Print the entries in full, word for word, but not the pictures.

>> start Records for the task

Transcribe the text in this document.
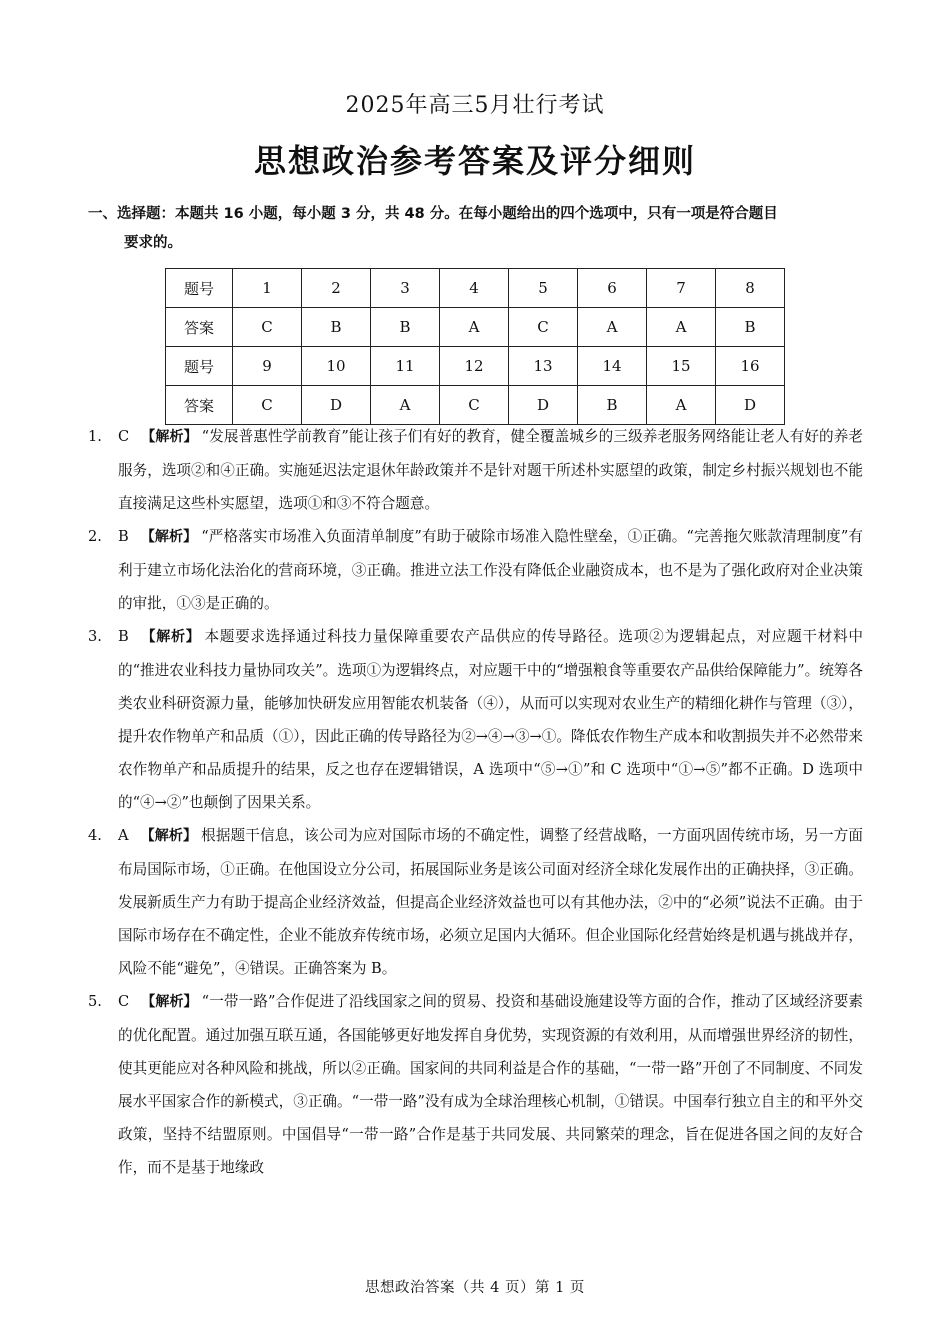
2025年高三5月壮行考试
思想政治参考答案及评分细则
一、选择题：本题共 16 小题，每小题 3 分，共 48 分。在每小题给出的四个选项中，只有一项是符合题目
要求的。
题号	1	2	3	4	5	6	7	8
答案	C	B	B	A	C	A	A	B
题号	9	10	11	12	13	14	15	16
答案	C	D	A	C	D	B	A	D
1.	C 【解析】 “发展普惠性学前教育”能让孩子们有好的教育，健全覆盖城乡的三级养老服务网络能让老人有好的养老服务，选项②和④正确。实施延迟法定退休年龄政策并不是针对题干所述朴实愿望的政策，制定乡村振兴规划也不能直接满足这些朴实愿望，选项①和③不符合题意。
2.	B 【解析】 “严格落实市场准入负面清单制度”有助于破除市场准入隐性壁垒，①正确。“完善拖欠账款清理制度”有利于建立市场化法治化的营商环境，③正确。推进立法工作没有降低企业融资成本，也不是为了强化政府对企业决策的审批，①③是正确的。
3.	B 【解析】 本题要求选择通过科技力量保障重要农产品供应的传导路径。选项②为逻辑起点，对应题干材料中的“推进农业科技力量协同攻关”。选项①为逻辑终点，对应题干中的“增强粮食等重要农产品供给保障能力”。统筹各类农业科研资源力量，能够加快研发应用智能农机装备（④），从而可以实现对农业生产的精细化耕作与管理（③），提升农作物单产和品质（①），因此正确的传导路径为②→④→③→①。降低农作物生产成本和收割损失并不必然带来农作物单产和品质提升的结果，反之也存在逻辑错误，A 选项中“⑤→①”和 C 选项中“①→⑤”都不正确。D 选项中的“④→②”也颠倒了因果关系。
4.	A 【解析】 根据题干信息，该公司为应对国际市场的不确定性，调整了经营战略，一方面巩固传统市场，另一方面布局国际市场，①正确。在他国设立分公司，拓展国际业务是该公司面对经济全球化发展作出的正确抉择，③正确。发展新质生产力有助于提高企业经济效益，但提高企业经济效益也可以有其他办法，②中的“必须”说法不正确。由于国际市场存在不确定性，企业不能放弃传统市场，必须立足国内大循环。但企业国际化经营始终是机遇与挑战并存，风险不能“避免”，④错误。正确答案为 B。
5.	C 【解析】 “一带一路”合作促进了沿线国家之间的贸易、投资和基础设施建设等方面的合作，推动了区域经济要素的优化配置。通过加强互联互通，各国能够更好地发挥自身优势，实现资源的有效利用，从而增强世界经济的韧性，使其更能应对各种风险和挑战，所以②正确。国家间的共同利益是合作的基础，“一带一路”开创了不同制度、不同发展水平国家合作的新模式，③正确。“一带一路”没有成为全球治理核心机制，①错误。中国奉行独立自主的和平外交政策，坚持不结盟原则。中国倡导“一带一路”合作是基于共同发展、共同繁荣的理念，旨在促进各国之间的友好合作，而不是基于地缘政
思想政治答案（共 4 页）第 1 页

>> end Records for the task

Correct result -
Transcribe the text in this document.
2025年高三5月壮行考试
思想政治参考答案及评分细则
一、选择题：本题共 16 小题，每小题 3 分，共 48 分。在每小题给出的四个选项中，只有一项是符合题目
要求的。
题号	1	2	3	4	5	6	7	8
答案	C	B	B	A	C	A	A	B
题号	9	10	11	12	13	14	15	16
答案	C	D	A	C	D	B	A	D
1.	C 【解析】 “发展普惠性学前教育”能让孩子们有好的教育，健全覆盖城乡的三级养老服务网络能让老人有好的养老服务，选项②和④正确。实施延迟法定退休年龄政策并不是针对题干所述朴实愿望的政策，制定乡村振兴规划也不能直接满足这些朴实愿望，选项①和③不符合题意。
2.	B 【解析】 “严格落实市场准入负面清单制度”有助于破除市场准入隐性壁垒，①正确。“完善拖欠账款清理制度”有利于建立市场化法治化的营商环境，③正确。推进立法工作没有降低企业融资成本，也不是为了强化政府对企业决策的审批，①③是正确的。
3.	B 【解析】 本题要求选择通过科技力量保障重要农产品供应的传导路径。选项②为逻辑起点，对应题干材料中的“推进农业科技力量协同攻关”。选项①为逻辑终点，对应题干中的“增强粮食等重要农产品供给保障能力”。统筹各类农业科研资源力量，能够加快研发应用智能农机装备（④），从而可以实现对农业生产的精细化耕作与管理（③），提升农作物单产和品质（①），因此正确的传导路径为②→④→③→①。降低农作物生产成本和收割损失并不必然带来农作物单产和品质提升的结果，反之也存在逻辑错误，A 选项中“⑤→①”和 C 选项中“①→⑤”都不正确。D 选项中的“④→②”也颠倒了因果关系。
4.	A 【解析】 根据题干信息，该公司为应对国际市场的不确定性，调整了经营战略，一方面巩固传统市场，另一方面布局国际市场，①正确。在他国设立分公司，拓展国际业务是该公司面对经济全球化发展作出的正确抉择，③正确。发展新质生产力有助于提高企业经济效益，但提高企业经济效益也可以有其他办法，②中的“必须”说法不正确。由于国际市场存在不确定性，企业不能放弃传统市场，必须立足国内大循环。但企业国际化经营始终是机遇与挑战并存，风险不能“避免”，④错误。正确答案为 B。
5.	C 【解析】 “一带一路”合作促进了沿线国家之间的贸易、投资和基础设施建设等方面的合作，推动了区域经济要素的优化配置。通过加强互联互通，各国能够更好地发挥自身优势，实现资源的有效利用，从而增强世界经济的韧性，使其更能应对各种风险和挑战，所以②正确。国家间的共同利益是合作的基础，“一带一路”开创了不同制度、不同发展水平国家合作的新模式，③正确。“一带一路”没有成为全球治理核心机制，①错误。中国奉行独立自主的和平外交政策，坚持不结盟原则。中国倡导“一带一路”合作是基于共同发展、共同繁荣的理念，旨在促进各国之间的友好合作，而不是基于地缘政
思想政治答案（共 4 页）第 1 页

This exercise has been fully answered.